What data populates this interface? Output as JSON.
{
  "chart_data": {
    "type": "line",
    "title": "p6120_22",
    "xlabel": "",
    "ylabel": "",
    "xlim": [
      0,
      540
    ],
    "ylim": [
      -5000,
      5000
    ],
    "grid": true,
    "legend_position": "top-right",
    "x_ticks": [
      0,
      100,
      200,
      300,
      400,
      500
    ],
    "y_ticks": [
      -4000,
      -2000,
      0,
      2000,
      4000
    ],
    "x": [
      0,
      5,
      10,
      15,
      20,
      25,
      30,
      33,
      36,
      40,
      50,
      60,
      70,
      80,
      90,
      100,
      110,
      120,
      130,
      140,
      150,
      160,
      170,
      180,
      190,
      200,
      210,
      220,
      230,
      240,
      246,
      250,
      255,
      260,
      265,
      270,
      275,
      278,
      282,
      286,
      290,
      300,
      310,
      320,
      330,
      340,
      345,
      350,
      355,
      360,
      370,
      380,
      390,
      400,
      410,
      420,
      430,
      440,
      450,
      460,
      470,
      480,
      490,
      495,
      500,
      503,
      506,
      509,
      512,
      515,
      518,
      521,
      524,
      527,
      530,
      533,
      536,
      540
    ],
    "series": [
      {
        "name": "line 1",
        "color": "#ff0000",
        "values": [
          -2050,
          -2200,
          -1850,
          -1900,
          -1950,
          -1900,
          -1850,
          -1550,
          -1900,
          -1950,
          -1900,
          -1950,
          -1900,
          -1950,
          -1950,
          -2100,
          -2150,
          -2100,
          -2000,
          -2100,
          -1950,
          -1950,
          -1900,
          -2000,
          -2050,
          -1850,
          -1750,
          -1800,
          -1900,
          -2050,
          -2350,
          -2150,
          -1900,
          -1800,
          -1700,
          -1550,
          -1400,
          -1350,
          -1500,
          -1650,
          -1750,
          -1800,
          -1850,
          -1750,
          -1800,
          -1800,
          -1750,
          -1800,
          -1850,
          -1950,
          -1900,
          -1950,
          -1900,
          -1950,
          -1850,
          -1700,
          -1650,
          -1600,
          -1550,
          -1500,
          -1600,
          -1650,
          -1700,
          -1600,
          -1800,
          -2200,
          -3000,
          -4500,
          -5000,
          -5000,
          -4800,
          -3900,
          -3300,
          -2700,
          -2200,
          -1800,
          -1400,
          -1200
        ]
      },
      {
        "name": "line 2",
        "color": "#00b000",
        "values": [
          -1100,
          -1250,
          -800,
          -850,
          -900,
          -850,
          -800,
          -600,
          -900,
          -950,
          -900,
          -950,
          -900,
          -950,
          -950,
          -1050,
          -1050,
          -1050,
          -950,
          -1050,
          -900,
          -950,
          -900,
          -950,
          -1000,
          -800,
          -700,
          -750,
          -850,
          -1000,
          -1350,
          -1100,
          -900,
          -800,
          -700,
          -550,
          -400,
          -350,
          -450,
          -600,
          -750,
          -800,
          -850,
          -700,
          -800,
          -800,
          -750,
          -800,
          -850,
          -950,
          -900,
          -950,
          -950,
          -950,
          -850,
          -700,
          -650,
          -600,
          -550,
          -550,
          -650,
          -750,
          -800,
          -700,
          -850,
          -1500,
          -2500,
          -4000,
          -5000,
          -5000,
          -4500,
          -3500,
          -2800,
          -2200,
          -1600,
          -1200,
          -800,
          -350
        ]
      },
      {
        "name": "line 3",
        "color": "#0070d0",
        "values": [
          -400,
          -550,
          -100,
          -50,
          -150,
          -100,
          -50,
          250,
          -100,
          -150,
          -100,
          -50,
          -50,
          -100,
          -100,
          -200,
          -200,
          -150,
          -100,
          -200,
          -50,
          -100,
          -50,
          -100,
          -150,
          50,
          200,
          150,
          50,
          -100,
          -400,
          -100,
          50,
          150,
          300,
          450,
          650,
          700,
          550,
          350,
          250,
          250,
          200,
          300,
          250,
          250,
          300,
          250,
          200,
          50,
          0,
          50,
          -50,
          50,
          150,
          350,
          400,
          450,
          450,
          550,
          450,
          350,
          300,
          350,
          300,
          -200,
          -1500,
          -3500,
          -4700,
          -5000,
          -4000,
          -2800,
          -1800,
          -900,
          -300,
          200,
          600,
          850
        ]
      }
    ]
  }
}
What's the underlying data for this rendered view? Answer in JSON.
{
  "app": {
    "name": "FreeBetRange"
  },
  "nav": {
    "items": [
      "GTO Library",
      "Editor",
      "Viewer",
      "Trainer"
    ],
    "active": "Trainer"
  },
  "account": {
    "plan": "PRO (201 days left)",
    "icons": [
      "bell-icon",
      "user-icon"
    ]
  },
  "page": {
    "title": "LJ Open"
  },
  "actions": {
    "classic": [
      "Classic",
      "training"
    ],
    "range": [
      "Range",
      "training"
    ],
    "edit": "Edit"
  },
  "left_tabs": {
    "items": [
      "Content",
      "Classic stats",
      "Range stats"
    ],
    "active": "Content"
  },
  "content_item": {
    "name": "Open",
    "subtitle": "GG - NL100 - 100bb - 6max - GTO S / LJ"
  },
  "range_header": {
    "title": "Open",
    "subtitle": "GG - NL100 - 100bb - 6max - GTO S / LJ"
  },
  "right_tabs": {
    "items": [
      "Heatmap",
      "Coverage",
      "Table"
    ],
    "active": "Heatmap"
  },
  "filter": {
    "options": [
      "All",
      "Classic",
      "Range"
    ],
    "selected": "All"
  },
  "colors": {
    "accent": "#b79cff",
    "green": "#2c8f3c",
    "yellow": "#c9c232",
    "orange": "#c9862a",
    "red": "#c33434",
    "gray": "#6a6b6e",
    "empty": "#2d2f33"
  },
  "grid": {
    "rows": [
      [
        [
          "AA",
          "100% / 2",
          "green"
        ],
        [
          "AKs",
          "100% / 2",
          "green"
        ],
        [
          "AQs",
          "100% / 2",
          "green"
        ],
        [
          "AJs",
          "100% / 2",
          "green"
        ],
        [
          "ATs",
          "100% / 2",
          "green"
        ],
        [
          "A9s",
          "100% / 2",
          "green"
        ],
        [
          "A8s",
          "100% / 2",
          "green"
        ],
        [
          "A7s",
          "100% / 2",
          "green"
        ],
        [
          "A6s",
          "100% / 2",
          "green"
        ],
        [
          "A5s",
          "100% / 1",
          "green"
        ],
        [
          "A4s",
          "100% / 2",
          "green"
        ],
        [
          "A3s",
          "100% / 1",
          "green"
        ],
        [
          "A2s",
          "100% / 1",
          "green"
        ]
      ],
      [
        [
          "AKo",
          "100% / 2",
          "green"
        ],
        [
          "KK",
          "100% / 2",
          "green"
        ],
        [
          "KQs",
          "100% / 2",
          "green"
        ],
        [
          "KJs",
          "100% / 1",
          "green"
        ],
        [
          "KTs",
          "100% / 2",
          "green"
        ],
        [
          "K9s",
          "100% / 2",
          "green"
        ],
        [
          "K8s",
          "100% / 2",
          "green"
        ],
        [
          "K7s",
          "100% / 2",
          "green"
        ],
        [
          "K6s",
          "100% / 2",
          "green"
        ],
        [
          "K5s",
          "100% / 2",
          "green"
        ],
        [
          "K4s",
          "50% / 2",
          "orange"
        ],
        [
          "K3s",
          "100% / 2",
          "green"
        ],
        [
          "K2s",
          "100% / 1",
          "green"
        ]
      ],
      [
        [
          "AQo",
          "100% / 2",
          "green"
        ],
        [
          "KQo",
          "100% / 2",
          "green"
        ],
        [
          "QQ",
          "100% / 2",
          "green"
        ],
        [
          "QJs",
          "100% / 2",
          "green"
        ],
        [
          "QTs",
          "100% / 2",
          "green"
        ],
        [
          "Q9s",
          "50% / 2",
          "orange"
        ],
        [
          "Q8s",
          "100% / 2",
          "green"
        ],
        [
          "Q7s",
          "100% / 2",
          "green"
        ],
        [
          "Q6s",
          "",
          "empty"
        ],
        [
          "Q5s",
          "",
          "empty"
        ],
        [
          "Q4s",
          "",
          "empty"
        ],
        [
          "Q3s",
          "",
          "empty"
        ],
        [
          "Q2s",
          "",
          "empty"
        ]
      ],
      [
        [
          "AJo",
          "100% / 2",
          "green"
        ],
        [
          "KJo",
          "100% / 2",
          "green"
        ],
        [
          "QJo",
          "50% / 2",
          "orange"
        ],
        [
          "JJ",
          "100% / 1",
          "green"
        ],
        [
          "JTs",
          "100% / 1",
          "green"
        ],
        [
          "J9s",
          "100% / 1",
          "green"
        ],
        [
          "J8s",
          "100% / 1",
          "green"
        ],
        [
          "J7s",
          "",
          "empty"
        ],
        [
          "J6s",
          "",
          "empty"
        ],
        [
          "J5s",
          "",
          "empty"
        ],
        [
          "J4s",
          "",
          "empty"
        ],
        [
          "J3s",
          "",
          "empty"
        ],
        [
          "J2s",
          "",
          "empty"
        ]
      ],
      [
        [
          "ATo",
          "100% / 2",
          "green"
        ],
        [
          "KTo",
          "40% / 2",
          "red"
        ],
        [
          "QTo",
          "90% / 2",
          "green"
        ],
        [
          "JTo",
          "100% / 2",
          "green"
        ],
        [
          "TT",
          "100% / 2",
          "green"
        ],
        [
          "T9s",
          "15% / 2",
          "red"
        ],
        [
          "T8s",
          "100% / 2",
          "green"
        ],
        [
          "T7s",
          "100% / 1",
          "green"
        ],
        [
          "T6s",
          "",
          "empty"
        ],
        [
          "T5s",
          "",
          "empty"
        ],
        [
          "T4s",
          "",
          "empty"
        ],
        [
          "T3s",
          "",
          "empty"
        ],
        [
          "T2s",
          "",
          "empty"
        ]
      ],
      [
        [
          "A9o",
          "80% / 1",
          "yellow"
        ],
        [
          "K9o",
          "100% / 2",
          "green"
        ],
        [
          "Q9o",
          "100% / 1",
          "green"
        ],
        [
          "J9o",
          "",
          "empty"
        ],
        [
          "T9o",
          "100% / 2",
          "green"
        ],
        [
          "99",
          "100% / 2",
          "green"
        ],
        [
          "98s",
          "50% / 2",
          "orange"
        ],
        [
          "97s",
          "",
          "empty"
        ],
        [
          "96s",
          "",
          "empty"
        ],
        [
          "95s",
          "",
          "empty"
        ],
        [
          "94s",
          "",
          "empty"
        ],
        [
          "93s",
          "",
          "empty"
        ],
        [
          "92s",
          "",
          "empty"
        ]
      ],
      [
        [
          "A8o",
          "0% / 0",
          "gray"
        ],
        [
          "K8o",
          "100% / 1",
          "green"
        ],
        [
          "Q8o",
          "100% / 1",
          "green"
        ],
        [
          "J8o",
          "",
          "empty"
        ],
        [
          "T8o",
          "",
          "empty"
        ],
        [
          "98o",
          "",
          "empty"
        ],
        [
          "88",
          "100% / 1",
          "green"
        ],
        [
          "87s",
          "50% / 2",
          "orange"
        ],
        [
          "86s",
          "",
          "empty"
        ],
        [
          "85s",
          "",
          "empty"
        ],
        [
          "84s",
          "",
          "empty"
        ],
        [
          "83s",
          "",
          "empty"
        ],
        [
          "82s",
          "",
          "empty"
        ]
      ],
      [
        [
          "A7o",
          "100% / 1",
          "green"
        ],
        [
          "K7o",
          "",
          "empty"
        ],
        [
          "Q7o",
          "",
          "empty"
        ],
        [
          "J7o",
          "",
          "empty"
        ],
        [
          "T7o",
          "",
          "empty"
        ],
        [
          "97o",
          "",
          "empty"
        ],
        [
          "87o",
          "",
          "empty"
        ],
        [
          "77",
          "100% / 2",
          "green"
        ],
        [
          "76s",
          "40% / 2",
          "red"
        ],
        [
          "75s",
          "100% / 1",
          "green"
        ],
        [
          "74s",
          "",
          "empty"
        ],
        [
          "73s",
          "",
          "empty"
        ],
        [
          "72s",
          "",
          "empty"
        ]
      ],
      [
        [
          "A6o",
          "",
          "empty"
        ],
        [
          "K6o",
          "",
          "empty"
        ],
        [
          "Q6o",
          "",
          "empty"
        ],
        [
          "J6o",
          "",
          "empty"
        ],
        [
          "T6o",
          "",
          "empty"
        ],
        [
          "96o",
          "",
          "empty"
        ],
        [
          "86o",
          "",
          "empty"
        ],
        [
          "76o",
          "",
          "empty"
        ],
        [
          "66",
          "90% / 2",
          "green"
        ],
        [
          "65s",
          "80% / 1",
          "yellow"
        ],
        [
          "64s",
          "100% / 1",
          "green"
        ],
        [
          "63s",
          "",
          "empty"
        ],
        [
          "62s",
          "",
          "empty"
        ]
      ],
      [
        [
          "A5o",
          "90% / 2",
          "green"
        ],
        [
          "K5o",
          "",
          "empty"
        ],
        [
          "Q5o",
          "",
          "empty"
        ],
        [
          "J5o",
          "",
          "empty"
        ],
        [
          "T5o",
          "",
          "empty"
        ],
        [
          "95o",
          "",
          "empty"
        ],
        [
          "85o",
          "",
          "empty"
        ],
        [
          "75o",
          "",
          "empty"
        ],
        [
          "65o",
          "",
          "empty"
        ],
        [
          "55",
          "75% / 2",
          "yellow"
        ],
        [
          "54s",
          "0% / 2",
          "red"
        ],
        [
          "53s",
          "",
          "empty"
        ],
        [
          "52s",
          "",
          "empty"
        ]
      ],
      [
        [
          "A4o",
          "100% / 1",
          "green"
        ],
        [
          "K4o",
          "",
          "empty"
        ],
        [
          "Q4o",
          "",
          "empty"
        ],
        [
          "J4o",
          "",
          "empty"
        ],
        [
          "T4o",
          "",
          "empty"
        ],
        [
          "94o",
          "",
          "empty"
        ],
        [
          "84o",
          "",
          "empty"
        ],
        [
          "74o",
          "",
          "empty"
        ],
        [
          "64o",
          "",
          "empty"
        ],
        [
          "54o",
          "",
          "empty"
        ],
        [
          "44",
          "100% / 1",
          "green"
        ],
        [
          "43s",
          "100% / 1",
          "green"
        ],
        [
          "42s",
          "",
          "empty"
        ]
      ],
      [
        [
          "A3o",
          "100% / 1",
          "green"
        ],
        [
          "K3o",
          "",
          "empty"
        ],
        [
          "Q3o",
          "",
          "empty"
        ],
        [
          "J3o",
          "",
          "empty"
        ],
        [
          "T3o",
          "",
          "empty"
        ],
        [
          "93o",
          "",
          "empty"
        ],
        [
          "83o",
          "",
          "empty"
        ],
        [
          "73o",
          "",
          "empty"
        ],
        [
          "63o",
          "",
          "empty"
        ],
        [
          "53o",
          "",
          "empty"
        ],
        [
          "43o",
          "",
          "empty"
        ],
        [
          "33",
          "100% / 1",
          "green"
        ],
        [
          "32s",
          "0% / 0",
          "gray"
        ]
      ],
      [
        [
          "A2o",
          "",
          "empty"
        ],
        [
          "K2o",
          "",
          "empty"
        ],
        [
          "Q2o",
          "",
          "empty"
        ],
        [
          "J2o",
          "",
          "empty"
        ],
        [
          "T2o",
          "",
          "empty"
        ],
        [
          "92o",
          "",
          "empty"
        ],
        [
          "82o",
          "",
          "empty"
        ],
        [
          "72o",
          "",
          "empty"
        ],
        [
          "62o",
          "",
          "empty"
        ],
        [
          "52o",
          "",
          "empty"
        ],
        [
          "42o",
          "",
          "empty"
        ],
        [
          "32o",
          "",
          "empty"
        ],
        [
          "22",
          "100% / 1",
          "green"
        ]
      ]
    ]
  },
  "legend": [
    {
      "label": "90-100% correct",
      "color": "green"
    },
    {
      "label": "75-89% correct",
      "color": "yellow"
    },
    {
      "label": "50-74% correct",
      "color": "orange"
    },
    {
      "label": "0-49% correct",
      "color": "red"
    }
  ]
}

◆ **Request**: For this exercise, gather every line of the data that contains the word "name".

◆ **The reply**:
        "name": "line 1",
        "name": "line 2",
        "name": "line 3",
    "name": "FreeBetRange"
    "name": "Open",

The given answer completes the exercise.